Start of Input data

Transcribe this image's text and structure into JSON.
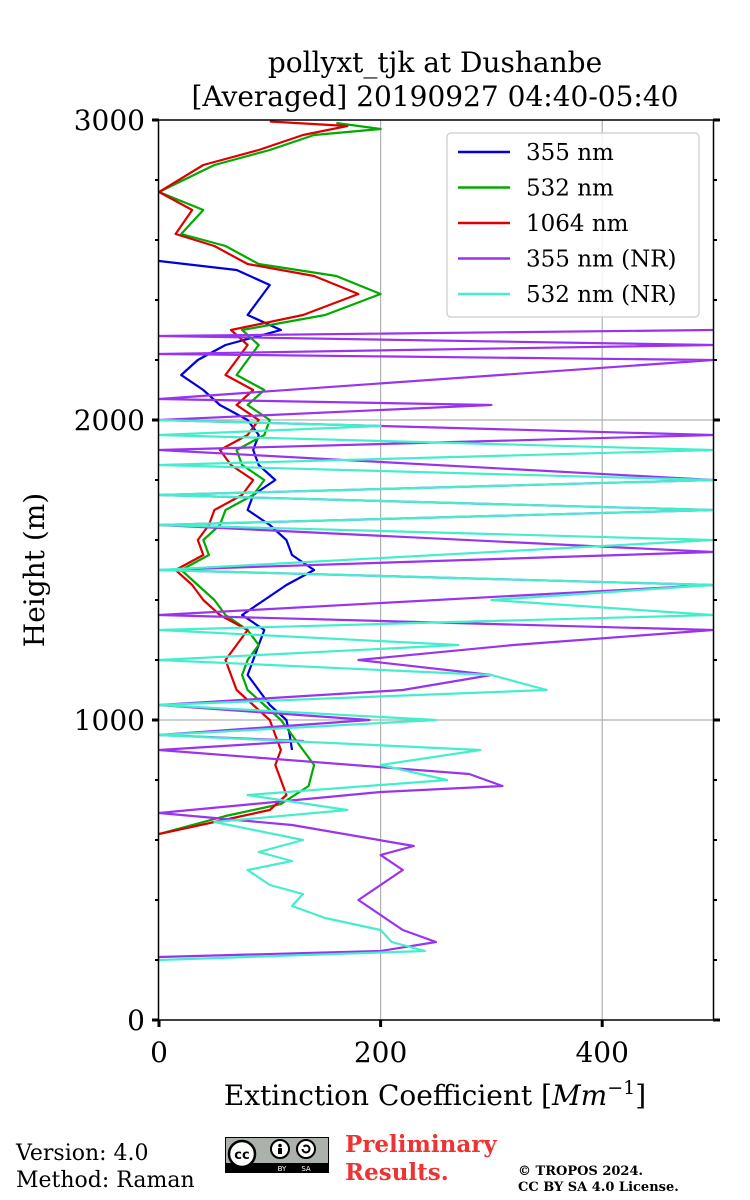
{
  "chart_data": {
    "type": "line",
    "title": "pollyxt_tjk at Dushanbe",
    "subtitle": "[Averaged] 20190927 04:40-05:40",
    "xlabel": "Extinction Coefficient [Mm⁻¹]",
    "xlabel_base": "Extinction Coefficient [",
    "xlabel_unit": "Mm",
    "xlabel_exp": "−1",
    "xlabel_close": "]",
    "ylabel": "Height (m)",
    "xlim": [
      0,
      500
    ],
    "ylim": [
      0,
      3000
    ],
    "x_ticks": [
      0,
      200,
      400
    ],
    "y_ticks": [
      0,
      1000,
      2000,
      3000
    ],
    "x_tick_labels": [
      "0",
      "200",
      "400"
    ],
    "y_tick_labels": [
      "0",
      "1000",
      "2000",
      "3000"
    ],
    "grid": true,
    "legend_position": "top-right",
    "series": [
      {
        "name": "355 nm",
        "color": "#0000dd",
        "points": [
          [
            120,
            900
          ],
          [
            118,
            950
          ],
          [
            115,
            1000
          ],
          [
            100,
            1050
          ],
          [
            90,
            1100
          ],
          [
            80,
            1150
          ],
          [
            85,
            1200
          ],
          [
            90,
            1250
          ],
          [
            95,
            1300
          ],
          [
            75,
            1350
          ],
          [
            95,
            1400
          ],
          [
            115,
            1450
          ],
          [
            140,
            1500
          ],
          [
            120,
            1550
          ],
          [
            115,
            1600
          ],
          [
            100,
            1650
          ],
          [
            80,
            1700
          ],
          [
            85,
            1750
          ],
          [
            105,
            1800
          ],
          [
            90,
            1850
          ],
          [
            85,
            1900
          ],
          [
            90,
            1950
          ],
          [
            80,
            2000
          ],
          [
            55,
            2050
          ],
          [
            40,
            2100
          ],
          [
            20,
            2150
          ],
          [
            35,
            2200
          ],
          [
            60,
            2250
          ],
          [
            110,
            2300
          ],
          [
            80,
            2350
          ],
          [
            90,
            2400
          ],
          [
            100,
            2450
          ],
          [
            70,
            2500
          ],
          [
            0,
            2530
          ]
        ]
      },
      {
        "name": "532 nm",
        "color": "#00aa00",
        "points": [
          [
            0,
            620
          ],
          [
            60,
            680
          ],
          [
            110,
            720
          ],
          [
            135,
            780
          ],
          [
            140,
            850
          ],
          [
            130,
            900
          ],
          [
            120,
            950
          ],
          [
            110,
            1000
          ],
          [
            95,
            1050
          ],
          [
            80,
            1100
          ],
          [
            75,
            1150
          ],
          [
            80,
            1200
          ],
          [
            90,
            1250
          ],
          [
            80,
            1300
          ],
          [
            60,
            1350
          ],
          [
            50,
            1400
          ],
          [
            35,
            1450
          ],
          [
            20,
            1500
          ],
          [
            45,
            1550
          ],
          [
            40,
            1600
          ],
          [
            55,
            1650
          ],
          [
            60,
            1700
          ],
          [
            85,
            1750
          ],
          [
            95,
            1800
          ],
          [
            75,
            1850
          ],
          [
            70,
            1900
          ],
          [
            95,
            1950
          ],
          [
            100,
            2000
          ],
          [
            80,
            2050
          ],
          [
            95,
            2100
          ],
          [
            70,
            2150
          ],
          [
            80,
            2200
          ],
          [
            90,
            2250
          ],
          [
            75,
            2300
          ],
          [
            150,
            2350
          ],
          [
            200,
            2420
          ],
          [
            160,
            2480
          ],
          [
            90,
            2520
          ],
          [
            60,
            2580
          ],
          [
            20,
            2620
          ],
          [
            40,
            2700
          ],
          [
            0,
            2760
          ],
          [
            50,
            2850
          ],
          [
            100,
            2900
          ],
          [
            140,
            2950
          ],
          [
            200,
            2970
          ],
          [
            160,
            2990
          ]
        ]
      },
      {
        "name": "1064 nm",
        "color": "#dd0000",
        "points": [
          [
            0,
            620
          ],
          [
            50,
            660
          ],
          [
            100,
            700
          ],
          [
            115,
            750
          ],
          [
            110,
            800
          ],
          [
            105,
            850
          ],
          [
            110,
            900
          ],
          [
            105,
            950
          ],
          [
            100,
            1000
          ],
          [
            85,
            1050
          ],
          [
            70,
            1100
          ],
          [
            65,
            1150
          ],
          [
            60,
            1200
          ],
          [
            70,
            1250
          ],
          [
            80,
            1300
          ],
          [
            55,
            1350
          ],
          [
            40,
            1400
          ],
          [
            30,
            1450
          ],
          [
            15,
            1500
          ],
          [
            40,
            1550
          ],
          [
            35,
            1600
          ],
          [
            45,
            1650
          ],
          [
            50,
            1700
          ],
          [
            75,
            1750
          ],
          [
            85,
            1800
          ],
          [
            65,
            1850
          ],
          [
            55,
            1900
          ],
          [
            80,
            1950
          ],
          [
            90,
            2000
          ],
          [
            70,
            2050
          ],
          [
            85,
            2100
          ],
          [
            60,
            2150
          ],
          [
            70,
            2200
          ],
          [
            80,
            2250
          ],
          [
            65,
            2300
          ],
          [
            130,
            2350
          ],
          [
            180,
            2420
          ],
          [
            140,
            2480
          ],
          [
            80,
            2520
          ],
          [
            50,
            2580
          ],
          [
            15,
            2620
          ],
          [
            30,
            2700
          ],
          [
            0,
            2760
          ],
          [
            40,
            2850
          ],
          [
            90,
            2900
          ],
          [
            130,
            2950
          ],
          [
            170,
            2980
          ],
          [
            100,
            2995
          ]
        ]
      },
      {
        "name": "355 nm (NR)",
        "color": "#9933ee",
        "points": [
          [
            0,
            210
          ],
          [
            200,
            230
          ],
          [
            250,
            260
          ],
          [
            220,
            300
          ],
          [
            200,
            350
          ],
          [
            180,
            400
          ],
          [
            200,
            450
          ],
          [
            220,
            500
          ],
          [
            200,
            550
          ],
          [
            230,
            580
          ],
          [
            120,
            650
          ],
          [
            0,
            690
          ],
          [
            200,
            760
          ],
          [
            310,
            780
          ],
          [
            280,
            820
          ],
          [
            0,
            900
          ],
          [
            130,
            930
          ],
          [
            0,
            950
          ],
          [
            190,
            1000
          ],
          [
            0,
            1050
          ],
          [
            220,
            1100
          ],
          [
            300,
            1150
          ],
          [
            180,
            1200
          ],
          [
            320,
            1250
          ],
          [
            500,
            1300
          ],
          [
            0,
            1350
          ],
          [
            500,
            1450
          ],
          [
            0,
            1500
          ],
          [
            500,
            1560
          ],
          [
            0,
            1650
          ],
          [
            500,
            1700
          ],
          [
            0,
            1750
          ],
          [
            500,
            1800
          ],
          [
            0,
            1900
          ],
          [
            500,
            1950
          ],
          [
            0,
            2000
          ],
          [
            300,
            2050
          ],
          [
            0,
            2070
          ],
          [
            500,
            2200
          ],
          [
            0,
            2220
          ],
          [
            500,
            2250
          ],
          [
            0,
            2280
          ],
          [
            500,
            2300
          ]
        ]
      },
      {
        "name": "532 nm (NR)",
        "color": "#44eecc",
        "points": [
          [
            0,
            200
          ],
          [
            240,
            230
          ],
          [
            210,
            260
          ],
          [
            200,
            300
          ],
          [
            150,
            340
          ],
          [
            120,
            380
          ],
          [
            130,
            420
          ],
          [
            100,
            450
          ],
          [
            80,
            500
          ],
          [
            120,
            530
          ],
          [
            90,
            560
          ],
          [
            130,
            600
          ],
          [
            50,
            660
          ],
          [
            170,
            700
          ],
          [
            80,
            750
          ],
          [
            260,
            800
          ],
          [
            200,
            850
          ],
          [
            290,
            900
          ],
          [
            0,
            950
          ],
          [
            250,
            1000
          ],
          [
            0,
            1050
          ],
          [
            350,
            1100
          ],
          [
            300,
            1150
          ],
          [
            0,
            1200
          ],
          [
            270,
            1250
          ],
          [
            0,
            1300
          ],
          [
            500,
            1350
          ],
          [
            300,
            1400
          ],
          [
            500,
            1450
          ],
          [
            0,
            1500
          ],
          [
            500,
            1600
          ],
          [
            0,
            1650
          ],
          [
            500,
            1700
          ],
          [
            0,
            1750
          ],
          [
            500,
            1800
          ],
          [
            0,
            1850
          ],
          [
            500,
            1900
          ],
          [
            0,
            1950
          ],
          [
            200,
            1980
          ],
          [
            0,
            2000
          ]
        ]
      }
    ]
  },
  "footer": {
    "version": "Version: 4.0",
    "method": "Method: Raman",
    "preliminary_1": "Preliminary",
    "preliminary_2": "Results.",
    "copyright_1": "© TROPOS 2024.",
    "copyright_2": "CC BY SA 4.0 License.",
    "cc_text": "cc",
    "by_text": "BY",
    "sa_text": "SA"
  }
}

End of Input data

→ **To do**:
Gather up the lines containing the word "Extinction" from these records and copy them.

→ **Answer below**:
    "xlabel": "Extinction Coefficient [Mm⁻¹]",
    "xlabel_base": "Extinction Coefficient [",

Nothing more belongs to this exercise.